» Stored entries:
---
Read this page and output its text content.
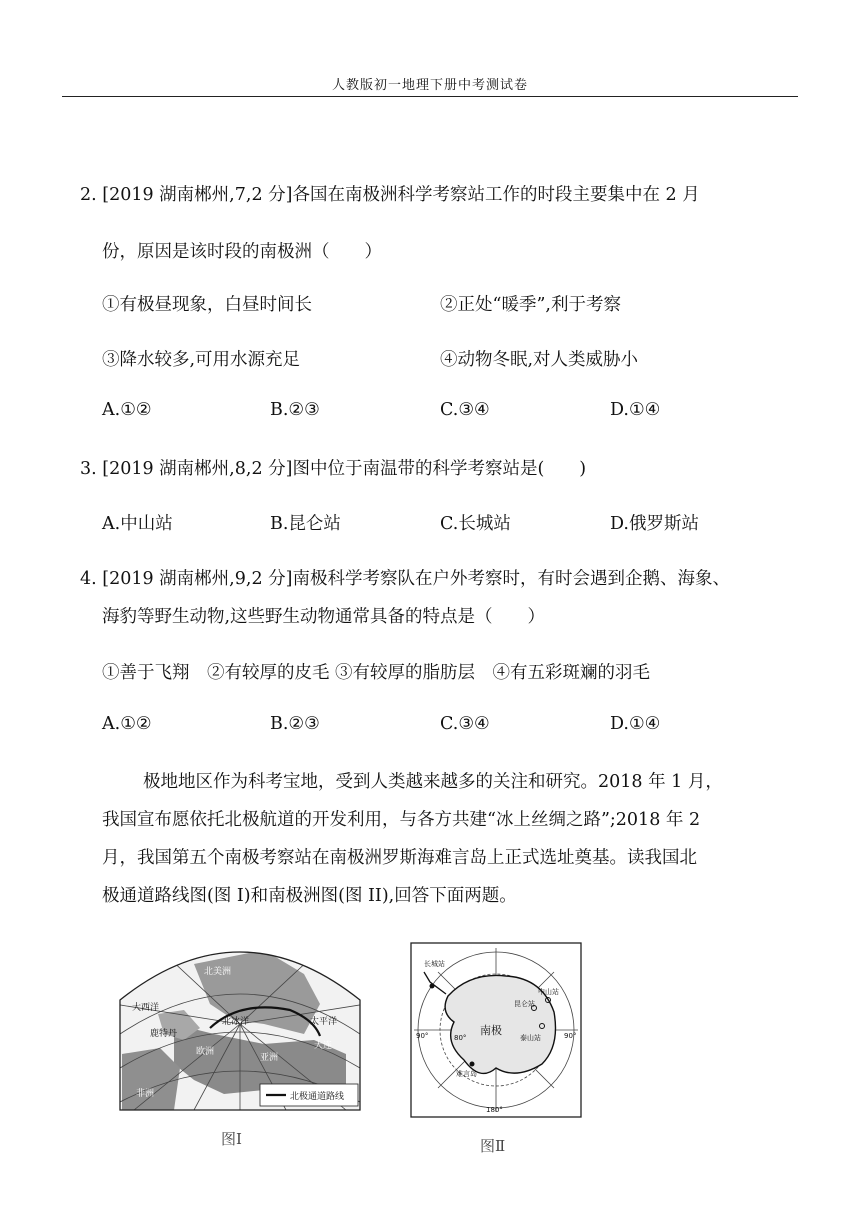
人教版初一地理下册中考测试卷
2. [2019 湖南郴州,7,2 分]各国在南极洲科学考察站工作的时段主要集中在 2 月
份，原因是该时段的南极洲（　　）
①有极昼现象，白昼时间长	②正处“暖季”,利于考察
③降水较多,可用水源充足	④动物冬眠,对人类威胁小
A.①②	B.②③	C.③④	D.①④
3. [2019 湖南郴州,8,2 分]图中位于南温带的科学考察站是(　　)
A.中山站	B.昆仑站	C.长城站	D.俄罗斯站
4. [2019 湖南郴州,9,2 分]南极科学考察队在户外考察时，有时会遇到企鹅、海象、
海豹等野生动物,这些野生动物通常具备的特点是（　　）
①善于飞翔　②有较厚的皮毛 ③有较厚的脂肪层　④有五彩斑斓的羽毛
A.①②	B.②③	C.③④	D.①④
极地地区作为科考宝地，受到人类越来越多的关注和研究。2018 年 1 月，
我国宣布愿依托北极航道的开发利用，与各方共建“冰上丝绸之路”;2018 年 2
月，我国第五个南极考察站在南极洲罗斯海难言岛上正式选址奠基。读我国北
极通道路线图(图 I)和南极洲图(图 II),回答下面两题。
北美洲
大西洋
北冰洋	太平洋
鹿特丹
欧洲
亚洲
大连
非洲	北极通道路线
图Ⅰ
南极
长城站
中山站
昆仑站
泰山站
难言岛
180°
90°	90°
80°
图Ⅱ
---
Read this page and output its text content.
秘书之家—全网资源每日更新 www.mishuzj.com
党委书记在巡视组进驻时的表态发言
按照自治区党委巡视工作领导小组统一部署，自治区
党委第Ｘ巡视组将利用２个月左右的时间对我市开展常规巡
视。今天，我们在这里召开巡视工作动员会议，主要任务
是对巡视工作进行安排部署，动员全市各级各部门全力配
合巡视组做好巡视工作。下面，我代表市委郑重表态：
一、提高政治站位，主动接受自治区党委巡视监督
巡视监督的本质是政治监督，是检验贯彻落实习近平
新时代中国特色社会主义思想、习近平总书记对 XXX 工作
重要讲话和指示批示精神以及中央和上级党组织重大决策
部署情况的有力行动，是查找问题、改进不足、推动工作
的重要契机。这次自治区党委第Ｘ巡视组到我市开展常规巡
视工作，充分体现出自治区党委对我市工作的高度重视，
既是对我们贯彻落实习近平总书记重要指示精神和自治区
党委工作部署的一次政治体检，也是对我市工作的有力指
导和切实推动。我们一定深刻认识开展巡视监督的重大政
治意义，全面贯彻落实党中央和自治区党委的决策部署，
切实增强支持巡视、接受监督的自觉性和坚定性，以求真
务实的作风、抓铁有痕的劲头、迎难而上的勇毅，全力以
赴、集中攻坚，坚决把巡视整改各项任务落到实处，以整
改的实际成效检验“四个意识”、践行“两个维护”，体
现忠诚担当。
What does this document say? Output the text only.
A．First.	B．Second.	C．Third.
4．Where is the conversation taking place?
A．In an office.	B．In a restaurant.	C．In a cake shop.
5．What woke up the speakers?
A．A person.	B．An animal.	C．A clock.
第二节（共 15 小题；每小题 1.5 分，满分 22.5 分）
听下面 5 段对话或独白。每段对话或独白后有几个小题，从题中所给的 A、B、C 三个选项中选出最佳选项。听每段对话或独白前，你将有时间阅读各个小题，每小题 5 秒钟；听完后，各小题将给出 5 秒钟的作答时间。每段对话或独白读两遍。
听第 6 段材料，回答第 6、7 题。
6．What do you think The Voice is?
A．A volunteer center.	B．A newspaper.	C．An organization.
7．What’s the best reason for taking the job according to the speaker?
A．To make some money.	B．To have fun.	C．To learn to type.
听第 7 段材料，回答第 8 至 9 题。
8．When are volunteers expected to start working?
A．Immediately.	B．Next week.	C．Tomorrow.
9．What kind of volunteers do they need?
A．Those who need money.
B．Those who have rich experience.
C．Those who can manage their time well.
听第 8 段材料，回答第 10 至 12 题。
---
» Instructions to follow: Only lines that contain the word "money" are wanted; copy each of them.

» Answer for this exercise:
A．To make some money.	B．To have fun.	C．To learn to type.
A．Those who need money.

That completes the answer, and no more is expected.